** START Data supplied **
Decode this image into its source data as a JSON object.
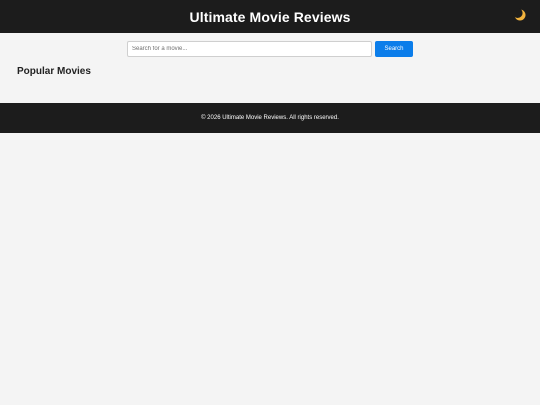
{
  "header": {
    "title": "Ultimate Movie Reviews",
    "theme_icon": "crescent-moon-icon"
  },
  "search": {
    "placeholder": "Search for a movie...",
    "value": "",
    "button_label": "Search"
  },
  "main": {
    "section_title": "Popular Movies"
  },
  "footer": {
    "text": "© 2026 Ultimate Movie Reviews. All rights reserved."
  },
  "colors": {
    "header_bg": "#1c1c1c",
    "page_bg": "#f4f4f4",
    "accent": "#0b7dea",
    "moon": "#f2b33d"
  }
}
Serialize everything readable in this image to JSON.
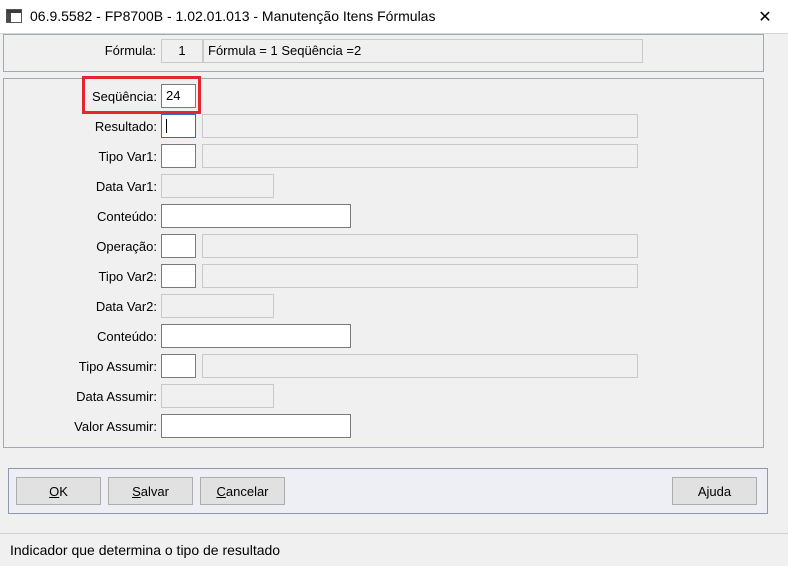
{
  "window": {
    "title": "06.9.5582 - FP8700B - 1.02.01.013 - Manutenção Itens Fórmulas",
    "close_symbol": "✕"
  },
  "header": {
    "formula_label": "Fórmula:",
    "formula_code": "1",
    "formula_description": "Fórmula = 1 Seqüência =2"
  },
  "form": {
    "sequencia_label": "Seqüência:",
    "sequencia_value": "24",
    "resultado_label": "Resultado:",
    "tipo_var1_label": "Tipo Var1:",
    "data_var1_label": "Data Var1:",
    "conteudo1_label": "Conteúdo:",
    "operacao_label": "Operação:",
    "tipo_var2_label": "Tipo Var2:",
    "data_var2_label": "Data Var2:",
    "conteudo2_label": "Conteúdo:",
    "tipo_assumir_label": "Tipo Assumir:",
    "data_assumir_label": "Data Assumir:",
    "valor_assumir_label": "Valor Assumir:"
  },
  "buttons": {
    "ok_mnemonic": "O",
    "ok_rest": "K",
    "salvar_mnemonic": "S",
    "salvar_rest": "alvar",
    "cancelar_mnemonic": "C",
    "cancelar_rest": "ancelar",
    "ajuda_pre": "A",
    "ajuda_mnemonic": "j",
    "ajuda_rest": "uda"
  },
  "status": {
    "text": "Indicador que determina o tipo de resultado"
  },
  "colors": {
    "highlight": "#e3262f",
    "focus_border": "#2d6bc7"
  }
}
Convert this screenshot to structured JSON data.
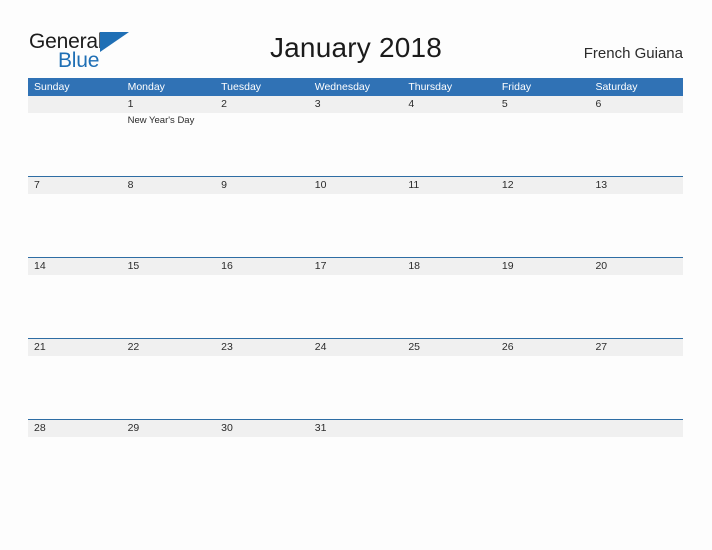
{
  "brand": {
    "name_part1": "General",
    "name_part2": "Blue",
    "triangle_icon": "triangle-logo-icon",
    "accent_color": "#1f6fb5"
  },
  "header": {
    "title": "January 2018",
    "locale": "French Guiana"
  },
  "calendar": {
    "header_bg_color": "#3072b5",
    "band_bg_color": "#f0f0f0",
    "rule_color": "#2e6da4",
    "weekdays": [
      "Sunday",
      "Monday",
      "Tuesday",
      "Wednesday",
      "Thursday",
      "Friday",
      "Saturday"
    ],
    "weeks": [
      {
        "days": [
          {
            "num": "",
            "events": []
          },
          {
            "num": "1",
            "events": [
              "New Year's Day"
            ]
          },
          {
            "num": "2",
            "events": []
          },
          {
            "num": "3",
            "events": []
          },
          {
            "num": "4",
            "events": []
          },
          {
            "num": "5",
            "events": []
          },
          {
            "num": "6",
            "events": []
          }
        ]
      },
      {
        "days": [
          {
            "num": "7",
            "events": []
          },
          {
            "num": "8",
            "events": []
          },
          {
            "num": "9",
            "events": []
          },
          {
            "num": "10",
            "events": []
          },
          {
            "num": "11",
            "events": []
          },
          {
            "num": "12",
            "events": []
          },
          {
            "num": "13",
            "events": []
          }
        ]
      },
      {
        "days": [
          {
            "num": "14",
            "events": []
          },
          {
            "num": "15",
            "events": []
          },
          {
            "num": "16",
            "events": []
          },
          {
            "num": "17",
            "events": []
          },
          {
            "num": "18",
            "events": []
          },
          {
            "num": "19",
            "events": []
          },
          {
            "num": "20",
            "events": []
          }
        ]
      },
      {
        "days": [
          {
            "num": "21",
            "events": []
          },
          {
            "num": "22",
            "events": []
          },
          {
            "num": "23",
            "events": []
          },
          {
            "num": "24",
            "events": []
          },
          {
            "num": "25",
            "events": []
          },
          {
            "num": "26",
            "events": []
          },
          {
            "num": "27",
            "events": []
          }
        ]
      },
      {
        "days": [
          {
            "num": "28",
            "events": []
          },
          {
            "num": "29",
            "events": []
          },
          {
            "num": "30",
            "events": []
          },
          {
            "num": "31",
            "events": []
          },
          {
            "num": "",
            "events": []
          },
          {
            "num": "",
            "events": []
          },
          {
            "num": "",
            "events": []
          }
        ]
      }
    ]
  }
}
** END Data supplied **
> _Instructions to follow_:
Extract every line above containing the word "moon".

> _Solution to the exercise_:
    "theme_icon": "crescent-moon-icon"
    "moon": "#f2b33d"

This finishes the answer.